Work instructions>
The records that follow must be repeated verbatim, every one of them.
══ Source material ══
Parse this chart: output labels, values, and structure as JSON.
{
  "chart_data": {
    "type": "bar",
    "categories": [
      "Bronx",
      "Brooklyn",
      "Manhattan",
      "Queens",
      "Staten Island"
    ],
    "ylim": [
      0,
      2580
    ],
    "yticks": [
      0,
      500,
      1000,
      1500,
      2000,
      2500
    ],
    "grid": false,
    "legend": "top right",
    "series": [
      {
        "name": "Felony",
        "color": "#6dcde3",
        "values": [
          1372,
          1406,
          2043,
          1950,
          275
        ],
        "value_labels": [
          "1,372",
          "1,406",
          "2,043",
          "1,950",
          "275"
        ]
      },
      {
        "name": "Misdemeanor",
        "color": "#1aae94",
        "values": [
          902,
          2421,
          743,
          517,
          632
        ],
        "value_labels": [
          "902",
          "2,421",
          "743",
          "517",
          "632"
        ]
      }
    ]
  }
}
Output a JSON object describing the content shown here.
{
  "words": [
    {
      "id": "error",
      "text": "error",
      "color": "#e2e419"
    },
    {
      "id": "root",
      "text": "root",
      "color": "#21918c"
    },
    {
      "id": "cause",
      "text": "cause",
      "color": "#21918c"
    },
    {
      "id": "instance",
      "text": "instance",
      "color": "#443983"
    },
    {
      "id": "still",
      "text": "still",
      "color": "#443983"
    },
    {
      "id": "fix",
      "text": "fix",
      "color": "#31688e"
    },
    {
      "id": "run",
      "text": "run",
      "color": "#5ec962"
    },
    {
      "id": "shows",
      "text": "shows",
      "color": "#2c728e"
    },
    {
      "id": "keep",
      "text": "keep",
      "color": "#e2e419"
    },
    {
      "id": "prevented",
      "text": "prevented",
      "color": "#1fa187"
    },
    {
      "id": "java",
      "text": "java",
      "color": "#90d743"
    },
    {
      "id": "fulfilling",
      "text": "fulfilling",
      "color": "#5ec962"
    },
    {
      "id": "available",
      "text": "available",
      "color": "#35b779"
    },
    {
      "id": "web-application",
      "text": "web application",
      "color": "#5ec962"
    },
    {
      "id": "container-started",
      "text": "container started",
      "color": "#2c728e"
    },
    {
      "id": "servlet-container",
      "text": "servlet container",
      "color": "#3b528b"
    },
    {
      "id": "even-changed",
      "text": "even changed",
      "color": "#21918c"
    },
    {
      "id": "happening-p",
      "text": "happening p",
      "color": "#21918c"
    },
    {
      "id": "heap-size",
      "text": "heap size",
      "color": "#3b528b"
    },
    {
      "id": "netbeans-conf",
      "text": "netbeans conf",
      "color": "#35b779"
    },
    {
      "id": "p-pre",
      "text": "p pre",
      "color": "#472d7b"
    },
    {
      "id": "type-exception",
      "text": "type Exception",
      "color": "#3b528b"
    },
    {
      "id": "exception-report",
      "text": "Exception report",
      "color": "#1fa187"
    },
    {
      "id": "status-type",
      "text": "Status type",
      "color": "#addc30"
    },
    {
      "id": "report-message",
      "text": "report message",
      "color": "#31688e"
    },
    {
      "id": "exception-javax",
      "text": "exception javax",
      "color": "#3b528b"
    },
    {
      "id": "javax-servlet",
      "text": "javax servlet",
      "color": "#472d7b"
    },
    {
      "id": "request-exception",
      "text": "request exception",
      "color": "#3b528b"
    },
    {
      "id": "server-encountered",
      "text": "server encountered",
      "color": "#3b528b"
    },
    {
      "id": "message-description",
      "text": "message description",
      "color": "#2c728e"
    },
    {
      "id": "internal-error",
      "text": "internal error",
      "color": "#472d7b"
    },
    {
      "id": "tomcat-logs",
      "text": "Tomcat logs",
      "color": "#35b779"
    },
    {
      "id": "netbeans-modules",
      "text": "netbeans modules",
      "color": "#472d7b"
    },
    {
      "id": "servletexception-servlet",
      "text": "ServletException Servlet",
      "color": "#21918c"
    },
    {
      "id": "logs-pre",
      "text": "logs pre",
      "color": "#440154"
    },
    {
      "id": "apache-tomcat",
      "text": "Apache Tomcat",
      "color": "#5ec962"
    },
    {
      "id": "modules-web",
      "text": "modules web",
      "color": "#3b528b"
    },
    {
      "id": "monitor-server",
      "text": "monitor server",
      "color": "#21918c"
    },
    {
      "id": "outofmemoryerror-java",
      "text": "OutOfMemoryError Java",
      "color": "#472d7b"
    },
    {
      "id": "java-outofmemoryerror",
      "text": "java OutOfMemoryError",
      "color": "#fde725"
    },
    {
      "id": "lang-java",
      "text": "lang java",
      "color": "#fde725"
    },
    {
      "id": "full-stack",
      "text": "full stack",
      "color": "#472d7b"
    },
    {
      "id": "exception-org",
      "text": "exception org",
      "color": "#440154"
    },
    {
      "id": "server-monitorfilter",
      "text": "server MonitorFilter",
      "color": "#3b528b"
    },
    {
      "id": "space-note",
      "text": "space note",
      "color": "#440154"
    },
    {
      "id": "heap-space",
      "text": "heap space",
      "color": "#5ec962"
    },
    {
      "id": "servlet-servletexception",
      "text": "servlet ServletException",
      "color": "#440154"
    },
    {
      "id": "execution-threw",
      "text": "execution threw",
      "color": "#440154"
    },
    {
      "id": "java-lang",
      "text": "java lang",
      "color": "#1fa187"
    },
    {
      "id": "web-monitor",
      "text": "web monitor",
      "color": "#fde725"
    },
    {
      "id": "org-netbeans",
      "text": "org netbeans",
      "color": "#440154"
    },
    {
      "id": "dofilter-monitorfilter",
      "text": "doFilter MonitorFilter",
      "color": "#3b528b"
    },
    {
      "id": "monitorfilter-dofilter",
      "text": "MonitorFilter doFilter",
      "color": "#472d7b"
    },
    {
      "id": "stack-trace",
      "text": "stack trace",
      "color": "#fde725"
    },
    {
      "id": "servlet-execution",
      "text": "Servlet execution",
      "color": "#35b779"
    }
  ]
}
═══
Written solution>
Parse this chart: output labels, values, and structure as JSON.
{
  "chart_data": {
    "type": "bar",
    "categories": [
      "Bronx",
      "Brooklyn",
      "Manhattan",
      "Queens",
      "Staten Island"
    ],
    "ylim": [
      0,
      2580
    ],
    "yticks": [
      0,
      500,
      1000,
      1500,
      2000,
      2500
    ],
    "grid": false,
    "legend": "top right",
    "series": [
      {
        "name": "Felony",
        "color": "#6dcde3",
        "values": [
          1372,
          1406,
          2043,
          1950,
          275
        ],
        "value_labels": [
          "1,372",
          "1,406",
          "2,043",
          "1,950",
          "275"
        ]
      },
      {
        "name": "Misdemeanor",
        "color": "#1aae94",
        "values": [
          902,
          2421,
          743,
          517,
          632
        ],
        "value_labels": [
          "902",
          "2,421",
          "743",
          "517",
          "632"
        ]
      }
    ]
  }
}
Output a JSON object describing the content shown here.
{
  "words": [
    {
      "id": "error",
      "text": "error",
      "color": "#e2e419"
    },
    {
      "id": "root",
      "text": "root",
      "color": "#21918c"
    },
    {
      "id": "cause",
      "text": "cause",
      "color": "#21918c"
    },
    {
      "id": "instance",
      "text": "instance",
      "color": "#443983"
    },
    {
      "id": "still",
      "text": "still",
      "color": "#443983"
    },
    {
      "id": "fix",
      "text": "fix",
      "color": "#31688e"
    },
    {
      "id": "run",
      "text": "run",
      "color": "#5ec962"
    },
    {
      "id": "shows",
      "text": "shows",
      "color": "#2c728e"
    },
    {
      "id": "keep",
      "text": "keep",
      "color": "#e2e419"
    },
    {
      "id": "prevented",
      "text": "prevented",
      "color": "#1fa187"
    },
    {
      "id": "java",
      "text": "java",
      "color": "#90d743"
    },
    {
      "id": "fulfilling",
      "text": "fulfilling",
      "color": "#5ec962"
    },
    {
      "id": "available",
      "text": "available",
      "color": "#35b779"
    },
    {
      "id": "web-application",
      "text": "web application",
      "color": "#5ec962"
    },
    {
      "id": "container-started",
      "text": "container started",
      "color": "#2c728e"
    },
    {
      "id": "servlet-container",
      "text": "servlet container",
      "color": "#3b528b"
    },
    {
      "id": "even-changed",
      "text": "even changed",
      "color": "#21918c"
    },
    {
      "id": "happening-p",
      "text": "happening p",
      "color": "#21918c"
    },
    {
      "id": "heap-size",
      "text": "heap size",
      "color": "#3b528b"
    },
    {
      "id": "netbeans-conf",
      "text": "netbeans conf",
      "color": "#35b779"
    },
    {
      "id": "p-pre",
      "text": "p pre",
      "color": "#472d7b"
    },
    {
      "id": "type-exception",
      "text": "type Exception",
      "color": "#3b528b"
    },
    {
      "id": "exception-report",
      "text": "Exception report",
      "color": "#1fa187"
    },
    {
      "id": "status-type",
      "text": "Status type",
      "color": "#addc30"
    },
    {
      "id": "report-message",
      "text": "report message",
      "color": "#31688e"
    },
    {
      "id": "exception-javax",
      "text": "exception javax",
      "color": "#3b528b"
    },
    {
      "id": "javax-servlet",
      "text": "javax servlet",
      "color": "#472d7b"
    },
    {
      "id": "request-exception",
      "text": "request exception",
      "color": "#3b528b"
    },
    {
      "id": "server-encountered",
      "text": "server encountered",
      "color": "#3b528b"
    },
    {
      "id": "message-description",
      "text": "message description",
      "color": "#2c728e"
    },
    {
      "id": "internal-error",
      "text": "internal error",
      "color": "#472d7b"
    },
    {
      "id": "tomcat-logs",
      "text": "Tomcat logs",
      "color": "#35b779"
    },
    {
      "id": "netbeans-modules",
      "text": "netbeans modules",
      "color": "#472d7b"
    },
    {
      "id": "servletexception-servlet",
      "text": "ServletException Servlet",
      "color": "#21918c"
    },
    {
      "id": "logs-pre",
      "text": "logs pre",
      "color": "#440154"
    },
    {
      "id": "apache-tomcat",
      "text": "Apache Tomcat",
      "color": "#5ec962"
    },
    {
      "id": "modules-web",
      "text": "modules web",
      "color": "#3b528b"
    },
    {
      "id": "monitor-server",
      "text": "monitor server",
      "color": "#21918c"
    },
    {
      "id": "outofmemoryerror-java",
      "text": "OutOfMemoryError Java",
      "color": "#472d7b"
    },
    {
      "id": "java-outofmemoryerror",
      "text": "java OutOfMemoryError",
      "color": "#fde725"
    },
    {
      "id": "lang-java",
      "text": "lang java",
      "color": "#fde725"
    },
    {
      "id": "full-stack",
      "text": "full stack",
      "color": "#472d7b"
    },
    {
      "id": "exception-org",
      "text": "exception org",
      "color": "#440154"
    },
    {
      "id": "server-monitorfilter",
      "text": "server MonitorFilter",
      "color": "#3b528b"
    },
    {
      "id": "space-note",
      "text": "space note",
      "color": "#440154"
    },
    {
      "id": "heap-space",
      "text": "heap space",
      "color": "#5ec962"
    },
    {
      "id": "servlet-servletexception",
      "text": "servlet ServletException",
      "color": "#440154"
    },
    {
      "id": "execution-threw",
      "text": "execution threw",
      "color": "#440154"
    },
    {
      "id": "java-lang",
      "text": "java lang",
      "color": "#1fa187"
    },
    {
      "id": "web-monitor",
      "text": "web monitor",
      "color": "#fde725"
    },
    {
      "id": "org-netbeans",
      "text": "org netbeans",
      "color": "#440154"
    },
    {
      "id": "dofilter-monitorfilter",
      "text": "doFilter MonitorFilter",
      "color": "#3b528b"
    },
    {
      "id": "monitorfilter-dofilter",
      "text": "MonitorFilter doFilter",
      "color": "#472d7b"
    },
    {
      "id": "stack-trace",
      "text": "stack trace",
      "color": "#fde725"
    },
    {
      "id": "servlet-execution",
      "text": "Servlet execution",
      "color": "#35b779"
    }
  ]
}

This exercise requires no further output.